### Task material
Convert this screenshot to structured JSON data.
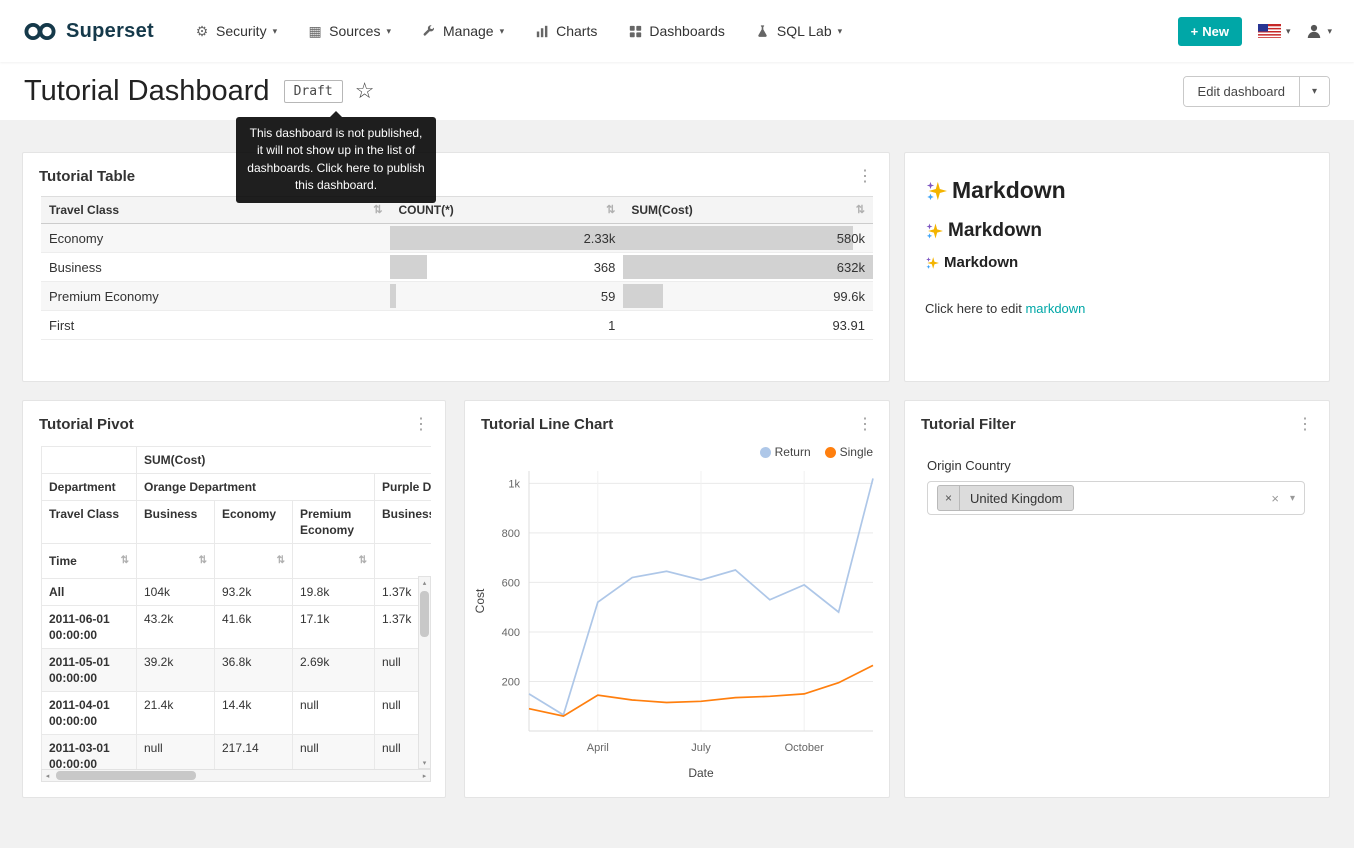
{
  "colors": {
    "accent": "#00a7a7",
    "bar_fill": "#d2d2d2",
    "tooltip_bg": "#000000"
  },
  "icons": {
    "gear": "⚙",
    "grid": "▦",
    "more": "⋮",
    "star": "☆",
    "caret_down": "▾",
    "sort": "⇅",
    "plus": "+",
    "close": "×",
    "arrow_up": "▴",
    "arrow_down": "▾",
    "arrow_left": "◂",
    "arrow_right": "▸"
  },
  "navbar": {
    "brand": "Superset",
    "items": [
      {
        "label": "Security",
        "caret": true
      },
      {
        "label": "Sources",
        "caret": true
      },
      {
        "label": "Manage",
        "caret": true
      },
      {
        "label": "Charts",
        "caret": false
      },
      {
        "label": "Dashboards",
        "caret": false
      },
      {
        "label": "SQL Lab",
        "caret": true
      }
    ],
    "new_button_label": "New"
  },
  "header": {
    "title": "Tutorial Dashboard",
    "draft_badge": "Draft",
    "tooltip": "This dashboard is not published, it will not show up in the list of dashboards. Click here to publish this dashboard.",
    "edit_button": "Edit dashboard"
  },
  "tutorial_table": {
    "title": "Tutorial Table",
    "columns": [
      "Travel Class",
      "COUNT(*)",
      "SUM(Cost)"
    ],
    "rows": [
      {
        "name": "Economy",
        "count": "2.33k",
        "count_pct": 100,
        "sum": "580k",
        "sum_pct": 92
      },
      {
        "name": "Business",
        "count": "368",
        "count_pct": 15.8,
        "sum": "632k",
        "sum_pct": 100
      },
      {
        "name": "Premium Economy",
        "count": "59",
        "count_pct": 2.5,
        "sum": "99.6k",
        "sum_pct": 15.8
      },
      {
        "name": "First",
        "count": "1",
        "count_pct": 0,
        "sum": "93.91",
        "sum_pct": 0
      }
    ]
  },
  "markdown_card": {
    "heading1": "Markdown",
    "heading2": "Markdown",
    "heading3": "Markdown",
    "footer_prefix": "Click here to edit ",
    "footer_link": "markdown"
  },
  "pivot": {
    "title": "Tutorial Pivot",
    "metric": "SUM(Cost)",
    "col_group_label": "Department",
    "col_groups": [
      "Orange Department",
      "Purple Department"
    ],
    "col_label": "Travel Class",
    "columns": [
      "Business",
      "Economy",
      "Premium Economy",
      "Business"
    ],
    "row_label": "Time",
    "rows": [
      {
        "time": "All",
        "values": [
          "104k",
          "93.2k",
          "19.8k",
          "1.37k"
        ]
      },
      {
        "time": "2011-06-01 00:00:00",
        "values": [
          "43.2k",
          "41.6k",
          "17.1k",
          "1.37k"
        ]
      },
      {
        "time": "2011-05-01 00:00:00",
        "values": [
          "39.2k",
          "36.8k",
          "2.69k",
          "null"
        ]
      },
      {
        "time": "2011-04-01 00:00:00",
        "values": [
          "21.4k",
          "14.4k",
          "null",
          "null"
        ]
      },
      {
        "time": "2011-03-01 00:00:00",
        "values": [
          "null",
          "217.14",
          "null",
          "null"
        ]
      }
    ]
  },
  "chart_data": {
    "type": "line",
    "title": "Tutorial Line Chart",
    "xlabel": "Date",
    "ylabel": "Cost",
    "ylim": [
      0,
      1050
    ],
    "yticks": [
      200,
      400,
      600,
      800,
      1000
    ],
    "ytick_labels": [
      "200",
      "400",
      "600",
      "800",
      "1k"
    ],
    "x": [
      "2011-02",
      "2011-03",
      "2011-04",
      "2011-05",
      "2011-06",
      "2011-07",
      "2011-08",
      "2011-09",
      "2011-10",
      "2011-11",
      "2011-12"
    ],
    "xticks": [
      {
        "label": "April",
        "index": 2
      },
      {
        "label": "July",
        "index": 5
      },
      {
        "label": "October",
        "index": 8
      }
    ],
    "grid": true,
    "legend_position": "top-right",
    "series": [
      {
        "name": "Return",
        "color": "#aec7e8",
        "values": [
          150,
          65,
          520,
          620,
          645,
          610,
          650,
          530,
          590,
          480,
          1020
        ]
      },
      {
        "name": "Single",
        "color": "#ff7f0e",
        "values": [
          90,
          60,
          145,
          125,
          115,
          120,
          135,
          140,
          150,
          195,
          265
        ]
      }
    ]
  },
  "filter_card": {
    "title": "Tutorial Filter",
    "field_label": "Origin Country",
    "selected_value": "United Kingdom"
  }
}
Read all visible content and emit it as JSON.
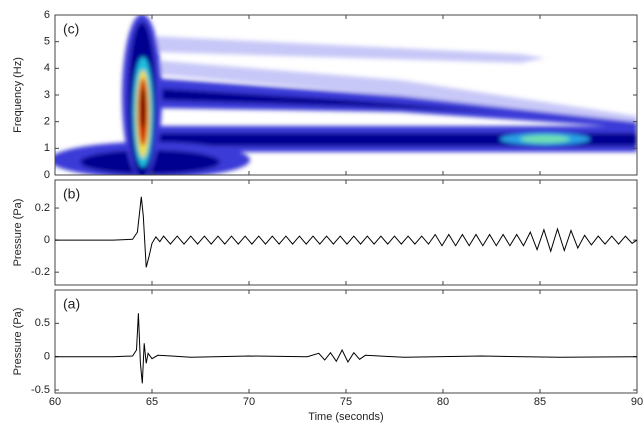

### Work required
Working from the material above, transcribe it exactly while omitting pictures.

### Solution to this problem
Convert this screenshot to structured JSON data.
{
  "colors": {
    "accent": "#00a7a7",
    "bar_fill": "#d2d2d2",
    "tooltip_bg": "#000000"
  },
  "icons": {
    "gear": "⚙",
    "grid": "▦",
    "more": "⋮",
    "star": "☆",
    "caret_down": "▾",
    "sort": "⇅",
    "plus": "+",
    "close": "×",
    "arrow_up": "▴",
    "arrow_down": "▾",
    "arrow_left": "◂",
    "arrow_right": "▸"
  },
  "navbar": {
    "brand": "Superset",
    "items": [
      {
        "label": "Security",
        "caret": true
      },
      {
        "label": "Sources",
        "caret": true
      },
      {
        "label": "Manage",
        "caret": true
      },
      {
        "label": "Charts",
        "caret": false
      },
      {
        "label": "Dashboards",
        "caret": false
      },
      {
        "label": "SQL Lab",
        "caret": true
      }
    ],
    "new_button_label": "New"
  },
  "header": {
    "title": "Tutorial Dashboard",
    "draft_badge": "Draft",
    "tooltip": "This dashboard is not published, it will not show up in the list of dashboards. Click here to publish this dashboard.",
    "edit_button": "Edit dashboard"
  },
  "tutorial_table": {
    "title": "Tutorial Table",
    "columns": [
      "Travel Class",
      "COUNT(*)",
      "SUM(Cost)"
    ],
    "rows": [
      {
        "name": "Economy",
        "count": "2.33k",
        "count_pct": 100,
        "sum": "580k",
        "sum_pct": 92
      },
      {
        "name": "Business",
        "count": "368",
        "count_pct": 15.8,
        "sum": "632k",
        "sum_pct": 100
      },
      {
        "name": "Premium Economy",
        "count": "59",
        "count_pct": 2.5,
        "sum": "99.6k",
        "sum_pct": 15.8
      },
      {
        "name": "First",
        "count": "1",
        "count_pct": 0,
        "sum": "93.91",
        "sum_pct": 0
      }
    ]
  },
  "markdown_card": {
    "heading1": "Markdown",
    "heading2": "Markdown",
    "heading3": "Markdown",
    "footer_prefix": "Click here to edit ",
    "footer_link": "markdown"
  },
  "pivot": {
    "title": "Tutorial Pivot",
    "metric": "SUM(Cost)",
    "col_group_label": "Department",
    "col_groups": [
      "Orange Department",
      "Purple Department"
    ],
    "col_label": "Travel Class",
    "columns": [
      "Business",
      "Economy",
      "Premium Economy",
      "Business"
    ],
    "row_label": "Time",
    "rows": [
      {
        "time": "All",
        "values": [
          "104k",
          "93.2k",
          "19.8k",
          "1.37k"
        ]
      },
      {
        "time": "2011-06-01 00:00:00",
        "values": [
          "43.2k",
          "41.6k",
          "17.1k",
          "1.37k"
        ]
      },
      {
        "time": "2011-05-01 00:00:00",
        "values": [
          "39.2k",
          "36.8k",
          "2.69k",
          "null"
        ]
      },
      {
        "time": "2011-04-01 00:00:00",
        "values": [
          "21.4k",
          "14.4k",
          "null",
          "null"
        ]
      },
      {
        "time": "2011-03-01 00:00:00",
        "values": [
          "null",
          "217.14",
          "null",
          "null"
        ]
      }
    ]
  },
  "chart_data": {
    "type": "line",
    "title": "Tutorial Line Chart",
    "xlabel": "Date",
    "ylabel": "Cost",
    "ylim": [
      0,
      1050
    ],
    "yticks": [
      200,
      400,
      600,
      800,
      1000
    ],
    "ytick_labels": [
      "200",
      "400",
      "600",
      "800",
      "1k"
    ],
    "x": [
      "2011-02",
      "2011-03",
      "2011-04",
      "2011-05",
      "2011-06",
      "2011-07",
      "2011-08",
      "2011-09",
      "2011-10",
      "2011-11",
      "2011-12"
    ],
    "xticks": [
      {
        "label": "April",
        "index": 2
      },
      {
        "label": "July",
        "index": 5
      },
      {
        "label": "October",
        "index": 8
      }
    ],
    "grid": true,
    "legend_position": "top-right",
    "series": [
      {
        "name": "Return",
        "color": "#aec7e8",
        "values": [
          150,
          65,
          520,
          620,
          645,
          610,
          650,
          530,
          590,
          480,
          1020
        ]
      },
      {
        "name": "Single",
        "color": "#ff7f0e",
        "values": [
          90,
          60,
          145,
          125,
          115,
          120,
          135,
          140,
          150,
          195,
          265
        ]
      }
    ]
  },
  "filter_card": {
    "title": "Tutorial Filter",
    "field_label": "Origin Country",
    "selected_value": "United Kingdom"
  }
}
Read all visible content and emit it as JSON.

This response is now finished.